:: Task brief ::
Return the lines below that carry the word "cells".

Stored records

►

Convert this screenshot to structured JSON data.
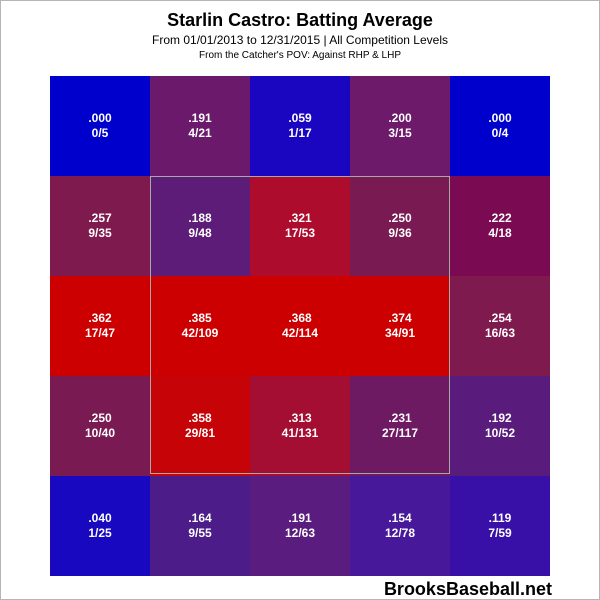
{
  "title": "Starlin Castro: Batting Average",
  "subtitle": "From 01/01/2013 to 12/31/2015 | All Competition Levels",
  "subtitle2": "From the Catcher's POV:  Against RHP & LHP",
  "watermark": "BrooksBaseball.net",
  "chart_data": {
    "type": "heatmap",
    "title": "Starlin Castro: Batting Average",
    "rows": 5,
    "cols": 5,
    "strike_zone": "inner 3x3 cells",
    "cells": [
      [
        {
          "avg": ".000",
          "ratio": "0/5",
          "color": "#0000CC"
        },
        {
          "avg": ".191",
          "ratio": "4/21",
          "color": "#6B1A6B"
        },
        {
          "avg": ".059",
          "ratio": "1/17",
          "color": "#1A06C0"
        },
        {
          "avg": ".200",
          "ratio": "3/15",
          "color": "#6C1A69"
        },
        {
          "avg": ".000",
          "ratio": "0/4",
          "color": "#0000CC"
        }
      ],
      [
        {
          "avg": ".257",
          "ratio": "9/35",
          "color": "#7F1A4E"
        },
        {
          "avg": ".188",
          "ratio": "9/48",
          "color": "#5C1C77"
        },
        {
          "avg": ".321",
          "ratio": "17/53",
          "color": "#AD0C2C"
        },
        {
          "avg": ".250",
          "ratio": "9/36",
          "color": "#7A1A52"
        },
        {
          "avg": ".222",
          "ratio": "4/18",
          "color": "#7A0A52"
        }
      ],
      [
        {
          "avg": ".362",
          "ratio": "17/47",
          "color": "#CC0000"
        },
        {
          "avg": ".385",
          "ratio": "42/109",
          "color": "#CC0000"
        },
        {
          "avg": ".368",
          "ratio": "42/114",
          "color": "#CC0000"
        },
        {
          "avg": ".374",
          "ratio": "34/91",
          "color": "#CC0000"
        },
        {
          "avg": ".254",
          "ratio": "16/63",
          "color": "#7F1A4F"
        }
      ],
      [
        {
          "avg": ".250",
          "ratio": "10/40",
          "color": "#7A1A52"
        },
        {
          "avg": ".358",
          "ratio": "29/81",
          "color": "#C60306"
        },
        {
          "avg": ".313",
          "ratio": "41/131",
          "color": "#A40E32"
        },
        {
          "avg": ".231",
          "ratio": "27/117",
          "color": "#6D1A62"
        },
        {
          "avg": ".192",
          "ratio": "10/52",
          "color": "#5A1C7C"
        }
      ],
      [
        {
          "avg": ".040",
          "ratio": "1/25",
          "color": "#1808C0"
        },
        {
          "avg": ".164",
          "ratio": "9/55",
          "color": "#4C1C88"
        },
        {
          "avg": ".191",
          "ratio": "12/63",
          "color": "#5A1C7E"
        },
        {
          "avg": ".154",
          "ratio": "12/78",
          "color": "#48189A"
        },
        {
          "avg": ".119",
          "ratio": "7/59",
          "color": "#3810A8"
        }
      ]
    ]
  }
}
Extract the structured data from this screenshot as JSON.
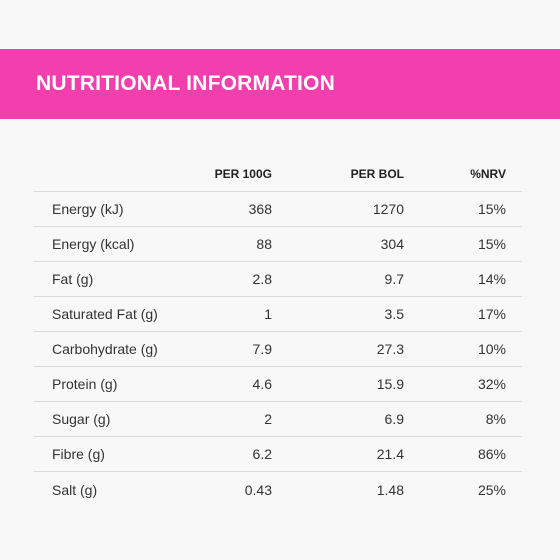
{
  "header": {
    "title": "NUTRITIONAL INFORMATION"
  },
  "colors": {
    "banner": "#f23fad",
    "background": "#f8f8f8",
    "text": "#333333",
    "divider": "#d9d9d9"
  },
  "table": {
    "columns": {
      "name": "",
      "per_100g": "PER 100G",
      "per_bol": "PER BOL",
      "nrv": "%NRV"
    },
    "rows": [
      {
        "name": "Energy (kJ)",
        "per_100g": "368",
        "per_bol": "1270",
        "nrv": "15%"
      },
      {
        "name": "Energy (kcal)",
        "per_100g": "88",
        "per_bol": "304",
        "nrv": "15%"
      },
      {
        "name": "Fat (g)",
        "per_100g": "2.8",
        "per_bol": "9.7",
        "nrv": "14%"
      },
      {
        "name": "Saturated Fat (g)",
        "per_100g": "1",
        "per_bol": "3.5",
        "nrv": "17%"
      },
      {
        "name": "Carbohydrate (g)",
        "per_100g": "7.9",
        "per_bol": "27.3",
        "nrv": "10%"
      },
      {
        "name": "Protein (g)",
        "per_100g": "4.6",
        "per_bol": "15.9",
        "nrv": "32%"
      },
      {
        "name": "Sugar (g)",
        "per_100g": "2",
        "per_bol": "6.9",
        "nrv": "8%"
      },
      {
        "name": "Fibre (g)",
        "per_100g": "6.2",
        "per_bol": "21.4",
        "nrv": "86%"
      },
      {
        "name": "Salt (g)",
        "per_100g": "0.43",
        "per_bol": "1.48",
        "nrv": "25%"
      }
    ]
  }
}
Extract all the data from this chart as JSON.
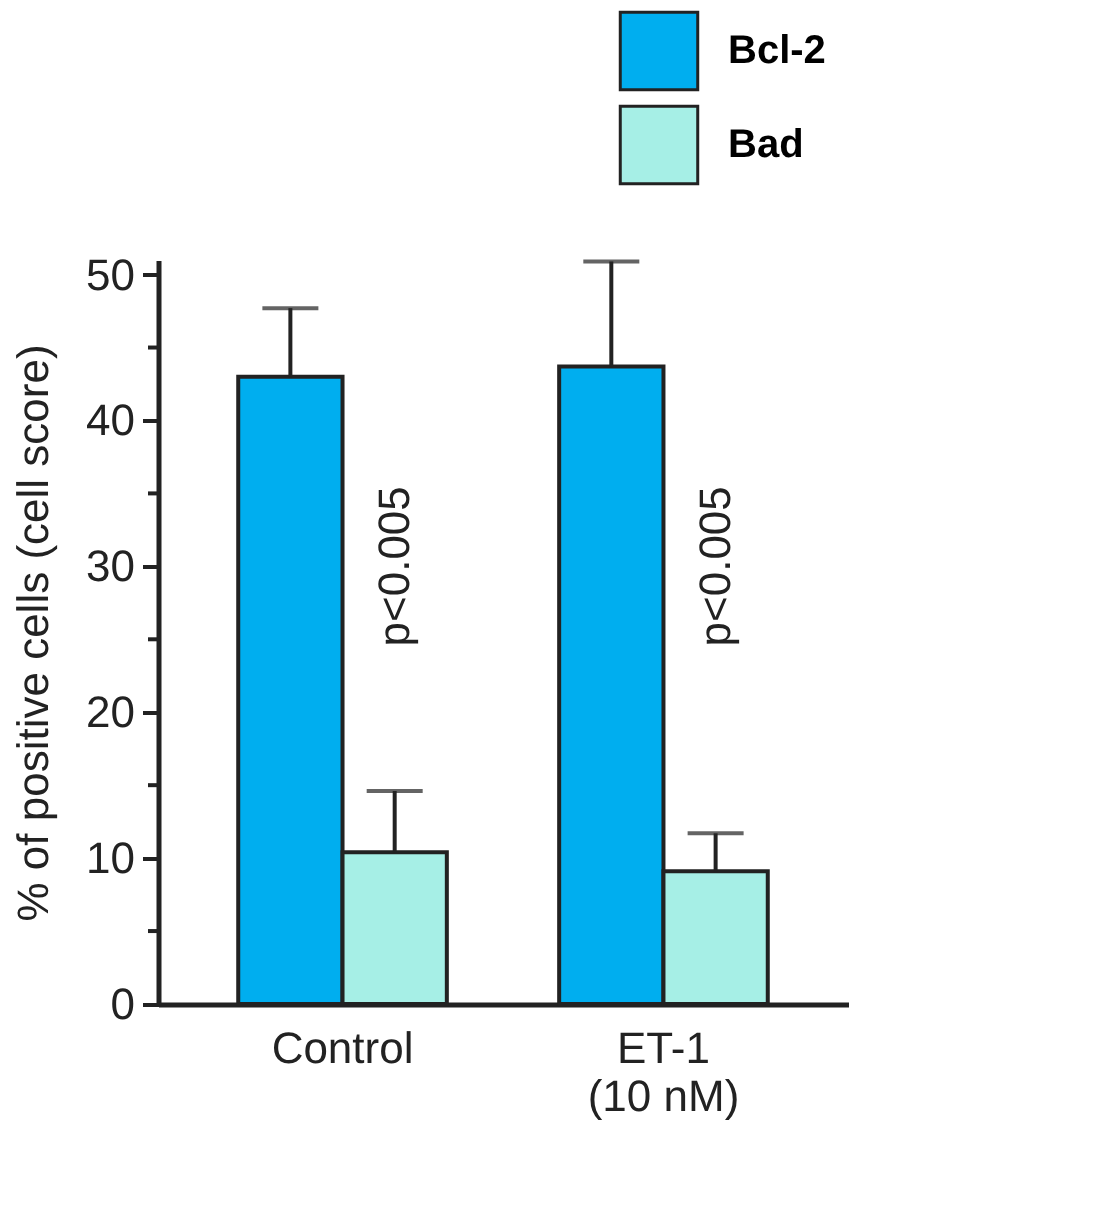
{
  "chart_data": {
    "type": "bar",
    "ylabel": "% of positive cells (cell score)",
    "categories": [
      "Control",
      "ET-1\n(10 nM)"
    ],
    "series": [
      {
        "name": "Bcl-2",
        "color": "#00aeef",
        "values": [
          43,
          43.7
        ],
        "errors": [
          [
            43,
            47.7
          ],
          [
            43.7,
            50.9
          ]
        ]
      },
      {
        "name": "Bad",
        "color": "#a6efe6",
        "values": [
          10.4,
          9.1
        ],
        "errors": [
          [
            10.4,
            14.6
          ],
          [
            9.1,
            11.7
          ]
        ]
      }
    ],
    "ylim": [
      0,
      51
    ],
    "yticks": [
      0,
      {
        "value": 5,
        "label": null
      },
      10,
      {
        "value": 15,
        "label": null
      },
      20,
      {
        "value": 25,
        "label": null
      },
      30,
      {
        "value": 35,
        "label": null
      },
      40,
      {
        "value": 45,
        "label": null
      },
      50
    ],
    "annotations": [
      {
        "text": "p<0.005",
        "x": "Control",
        "y": 30
      },
      {
        "text": "p<0.005",
        "x": "ET-1\n(10 nM)",
        "y": 30
      }
    ],
    "grid": false,
    "legend": "top right"
  }
}
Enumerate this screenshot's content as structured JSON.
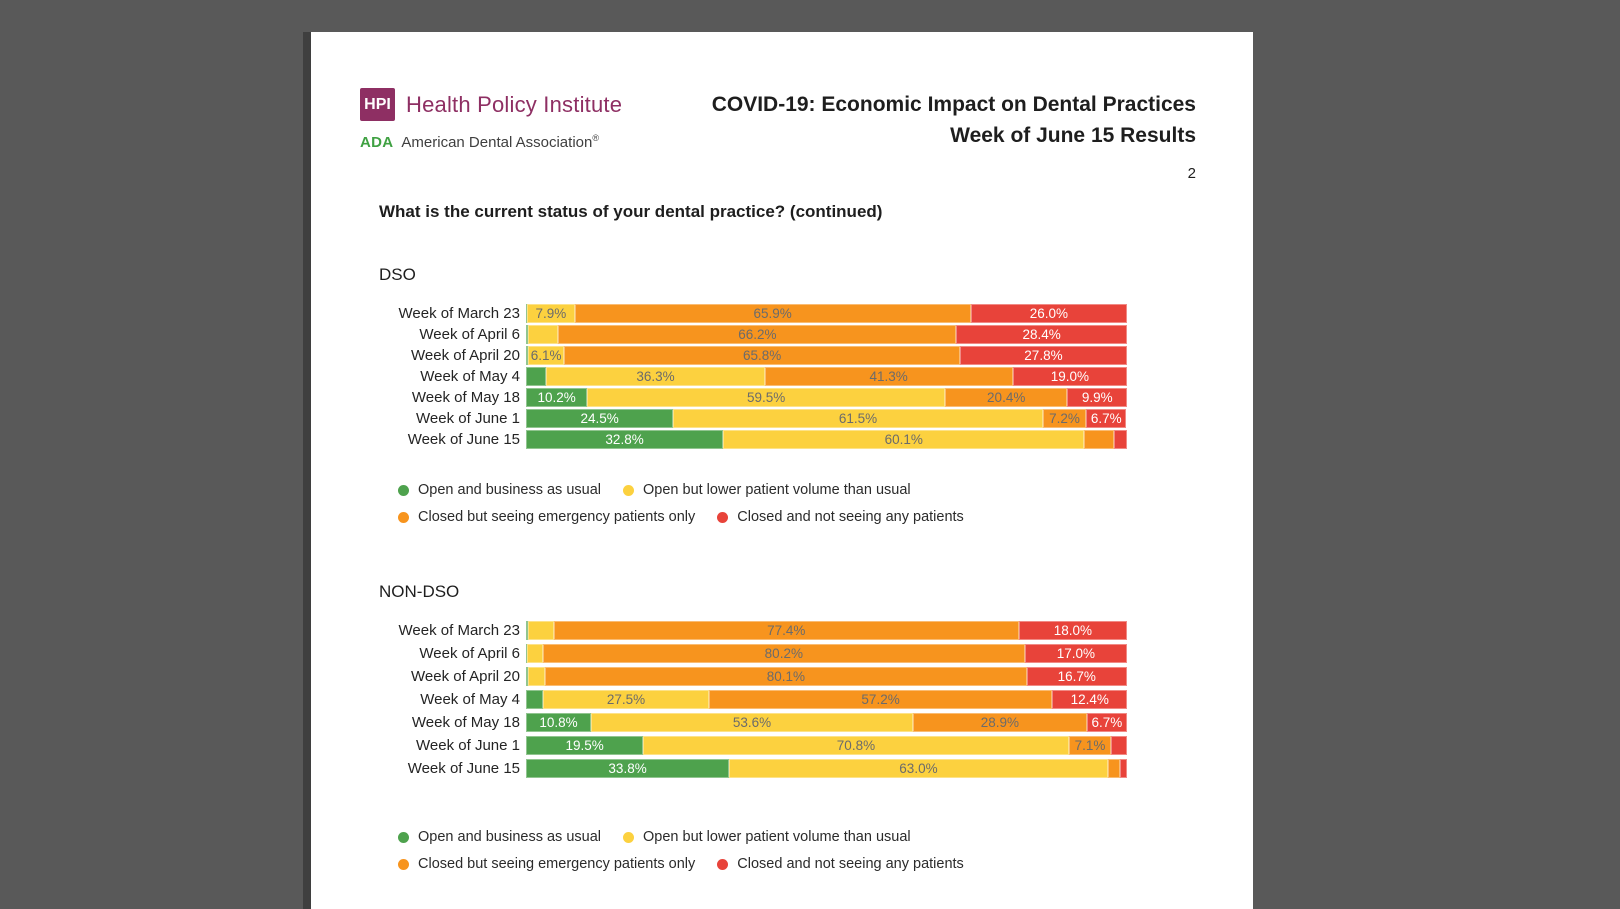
{
  "canvas": {
    "outer_background": "#595959",
    "page_background": "#ffffff",
    "page_shadow": "#3f3f3f"
  },
  "header": {
    "logo": {
      "hpi_box": "HPI",
      "hpi_name": "Health Policy Institute",
      "ada_abbr": "ADA",
      "ada_name": "American Dental Association",
      "registered_mark": "®",
      "brand_color": "#8E2F63",
      "ada_green": "#3FA142"
    },
    "title_line1": "COVID-19: Economic Impact on Dental Practices",
    "title_line2": "Week of June 15 Results",
    "page_number": "2"
  },
  "question": "What is the current status of your dental practice? (continued)",
  "legend": {
    "items": [
      {
        "label": "Open and business as usual",
        "color": "#4EA24D"
      },
      {
        "label": "Open but lower patient volume than usual",
        "color": "#FCD13F"
      },
      {
        "label": "Closed but seeing emergency patients only",
        "color": "#F7941E"
      },
      {
        "label": "Closed and not seeing any patients",
        "color": "#E8433A"
      }
    ]
  },
  "chart_data": [
    {
      "type": "bar",
      "orientation": "horizontal",
      "stacked": true,
      "title": "DSO",
      "xlim": [
        0,
        100
      ],
      "value_suffix": "%",
      "label_threshold_pct": 6,
      "categories": [
        "Week of March 23",
        "Week of April 6",
        "Week of April 20",
        "Week of May 4",
        "Week of May 18",
        "Week of June 1",
        "Week of June 15"
      ],
      "series": [
        {
          "name": "Open and business as usual",
          "color": "#4EA24D",
          "value_text_color": "#ffffff",
          "values": [
            0.2,
            0.4,
            0.3,
            3.4,
            10.2,
            24.5,
            32.8
          ]
        },
        {
          "name": "Open but lower patient volume than usual",
          "color": "#FCD13F",
          "value_text_color": "#6b6b6b",
          "values": [
            7.9,
            5.0,
            6.1,
            36.3,
            59.5,
            61.5,
            60.1
          ]
        },
        {
          "name": "Closed but seeing emergency patients only",
          "color": "#F7941E",
          "value_text_color": "#6b6b6b",
          "values": [
            65.9,
            66.2,
            65.8,
            41.3,
            20.4,
            7.2,
            5.0
          ]
        },
        {
          "name": "Closed and not seeing any patients",
          "color": "#E8433A",
          "value_text_color": "#ffffff",
          "values": [
            26.0,
            28.4,
            27.8,
            19.0,
            9.9,
            6.7,
            2.1
          ]
        }
      ]
    },
    {
      "type": "bar",
      "orientation": "horizontal",
      "stacked": true,
      "title": "NON-DSO",
      "xlim": [
        0,
        100
      ],
      "value_suffix": "%",
      "label_threshold_pct": 6,
      "categories": [
        "Week of March 23",
        "Week of April 6",
        "Week of April 20",
        "Week of May 4",
        "Week of May 18",
        "Week of June 1",
        "Week of June 15"
      ],
      "series": [
        {
          "name": "Open and business as usual",
          "color": "#4EA24D",
          "value_text_color": "#ffffff",
          "values": [
            0.3,
            0.2,
            0.3,
            2.9,
            10.8,
            19.5,
            33.8
          ]
        },
        {
          "name": "Open but lower patient volume than usual",
          "color": "#FCD13F",
          "value_text_color": "#6b6b6b",
          "values": [
            4.3,
            2.6,
            2.9,
            27.5,
            53.6,
            70.8,
            63.0
          ]
        },
        {
          "name": "Closed but seeing emergency patients only",
          "color": "#F7941E",
          "value_text_color": "#6b6b6b",
          "values": [
            77.4,
            80.2,
            80.1,
            57.2,
            28.9,
            7.1,
            2.0
          ]
        },
        {
          "name": "Closed and not seeing any patients",
          "color": "#E8433A",
          "value_text_color": "#ffffff",
          "values": [
            18.0,
            17.0,
            16.7,
            12.4,
            6.7,
            2.6,
            1.2
          ]
        }
      ]
    }
  ]
}
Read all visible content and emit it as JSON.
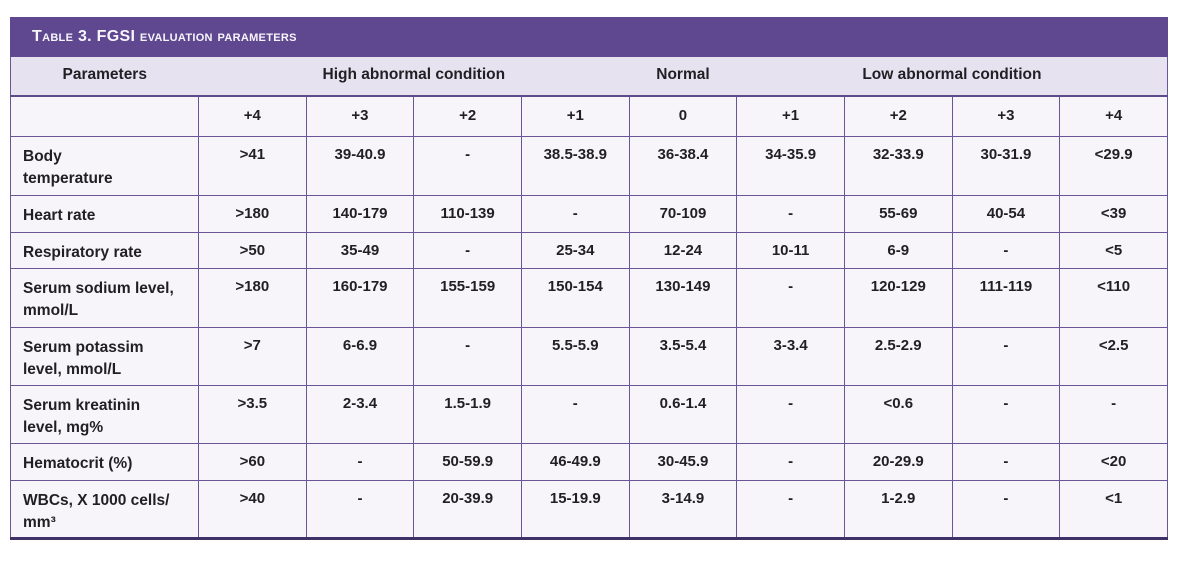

◄

:: Answer space ::
    "strike_zone": "inner 3x3 cells",
    "cells": [
    "ylabel": "% of positive cells (cell score)",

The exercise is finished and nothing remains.